Collected data entries:
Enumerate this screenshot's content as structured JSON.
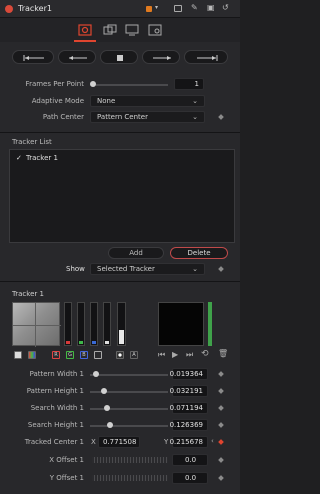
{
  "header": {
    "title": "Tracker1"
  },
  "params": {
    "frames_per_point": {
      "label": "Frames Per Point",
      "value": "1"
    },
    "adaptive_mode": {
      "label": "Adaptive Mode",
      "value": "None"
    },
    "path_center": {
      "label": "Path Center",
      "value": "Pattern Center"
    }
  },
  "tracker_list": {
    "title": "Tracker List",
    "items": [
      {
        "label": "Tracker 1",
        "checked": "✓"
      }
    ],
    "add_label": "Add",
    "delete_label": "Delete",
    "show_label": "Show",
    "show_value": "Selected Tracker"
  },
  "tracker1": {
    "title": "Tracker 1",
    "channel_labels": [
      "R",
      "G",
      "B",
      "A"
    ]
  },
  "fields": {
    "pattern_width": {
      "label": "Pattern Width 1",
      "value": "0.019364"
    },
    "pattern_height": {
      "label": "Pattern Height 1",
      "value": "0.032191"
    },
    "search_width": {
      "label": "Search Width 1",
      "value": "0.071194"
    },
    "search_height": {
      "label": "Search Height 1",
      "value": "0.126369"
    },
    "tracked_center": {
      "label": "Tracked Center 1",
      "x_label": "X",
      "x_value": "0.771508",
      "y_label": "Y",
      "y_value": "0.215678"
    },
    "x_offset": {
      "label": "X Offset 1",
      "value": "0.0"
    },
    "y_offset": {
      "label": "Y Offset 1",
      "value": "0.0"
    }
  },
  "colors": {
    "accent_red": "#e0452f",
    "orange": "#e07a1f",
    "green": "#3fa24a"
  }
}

◆ Task statement ◆
Omit the pictures and restate the rest of the records verbatim.

◆ Solution to the problem ◆
Enumerate this screenshot's content as structured JSON.
{
  "header": {
    "title": "Tracker1"
  },
  "params": {
    "frames_per_point": {
      "label": "Frames Per Point",
      "value": "1"
    },
    "adaptive_mode": {
      "label": "Adaptive Mode",
      "value": "None"
    },
    "path_center": {
      "label": "Path Center",
      "value": "Pattern Center"
    }
  },
  "tracker_list": {
    "title": "Tracker List",
    "items": [
      {
        "label": "Tracker 1",
        "checked": "✓"
      }
    ],
    "add_label": "Add",
    "delete_label": "Delete",
    "show_label": "Show",
    "show_value": "Selected Tracker"
  },
  "tracker1": {
    "title": "Tracker 1",
    "channel_labels": [
      "R",
      "G",
      "B",
      "A"
    ]
  },
  "fields": {
    "pattern_width": {
      "label": "Pattern Width 1",
      "value": "0.019364"
    },
    "pattern_height": {
      "label": "Pattern Height 1",
      "value": "0.032191"
    },
    "search_width": {
      "label": "Search Width 1",
      "value": "0.071194"
    },
    "search_height": {
      "label": "Search Height 1",
      "value": "0.126369"
    },
    "tracked_center": {
      "label": "Tracked Center 1",
      "x_label": "X",
      "x_value": "0.771508",
      "y_label": "Y",
      "y_value": "0.215678"
    },
    "x_offset": {
      "label": "X Offset 1",
      "value": "0.0"
    },
    "y_offset": {
      "label": "Y Offset 1",
      "value": "0.0"
    }
  },
  "colors": {
    "accent_red": "#e0452f",
    "orange": "#e07a1f",
    "green": "#3fa24a"
  }
}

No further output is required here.